The task
Scan the lines below for "microsystems"; report the number of lines that contain it, and only that.

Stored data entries
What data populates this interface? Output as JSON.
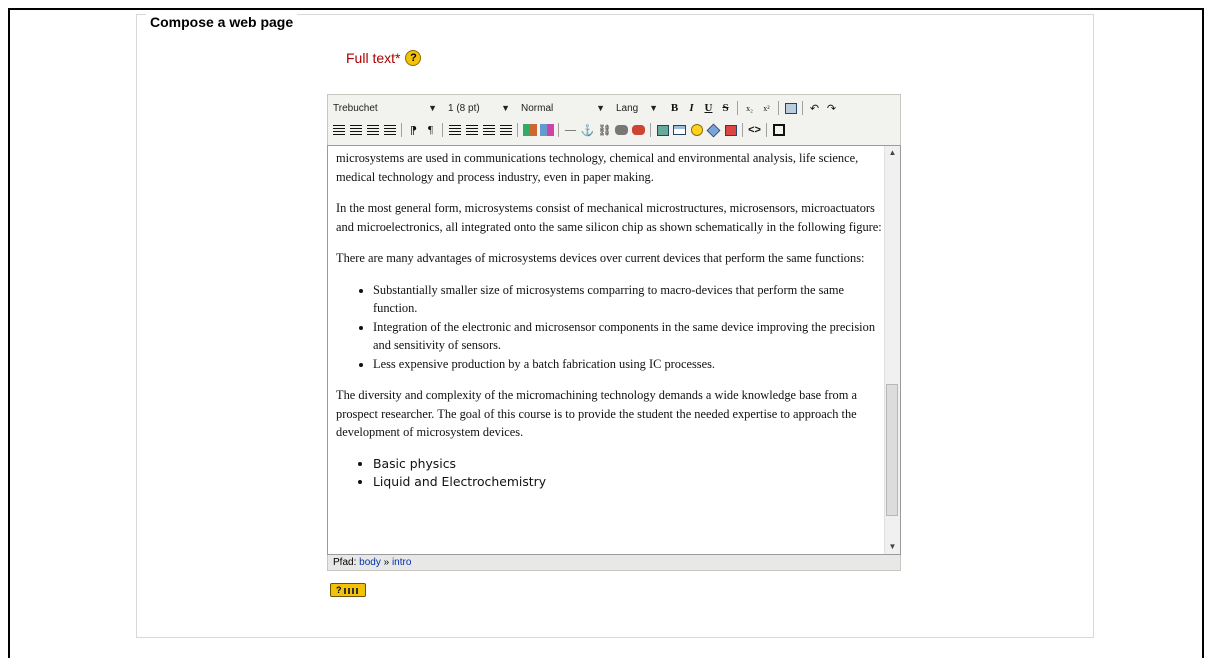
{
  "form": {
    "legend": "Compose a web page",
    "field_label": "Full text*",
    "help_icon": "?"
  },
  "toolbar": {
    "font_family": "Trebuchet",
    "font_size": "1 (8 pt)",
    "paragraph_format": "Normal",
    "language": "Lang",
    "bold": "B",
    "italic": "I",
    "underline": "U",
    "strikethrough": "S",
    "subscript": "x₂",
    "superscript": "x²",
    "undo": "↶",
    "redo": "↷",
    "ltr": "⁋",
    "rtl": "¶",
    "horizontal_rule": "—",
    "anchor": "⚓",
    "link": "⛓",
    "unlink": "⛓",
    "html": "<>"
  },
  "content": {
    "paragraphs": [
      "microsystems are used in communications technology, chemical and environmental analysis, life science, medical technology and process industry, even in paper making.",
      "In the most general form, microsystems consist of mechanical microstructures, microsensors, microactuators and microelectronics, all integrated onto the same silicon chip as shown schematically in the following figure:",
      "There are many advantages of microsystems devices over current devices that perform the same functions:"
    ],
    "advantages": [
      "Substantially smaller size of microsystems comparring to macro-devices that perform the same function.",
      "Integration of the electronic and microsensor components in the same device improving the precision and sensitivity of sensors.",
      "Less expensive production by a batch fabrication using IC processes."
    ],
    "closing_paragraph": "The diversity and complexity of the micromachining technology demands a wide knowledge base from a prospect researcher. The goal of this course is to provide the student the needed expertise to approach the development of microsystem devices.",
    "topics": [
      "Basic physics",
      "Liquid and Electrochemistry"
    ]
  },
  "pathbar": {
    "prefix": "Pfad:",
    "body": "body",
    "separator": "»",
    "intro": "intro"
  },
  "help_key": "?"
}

Full output
4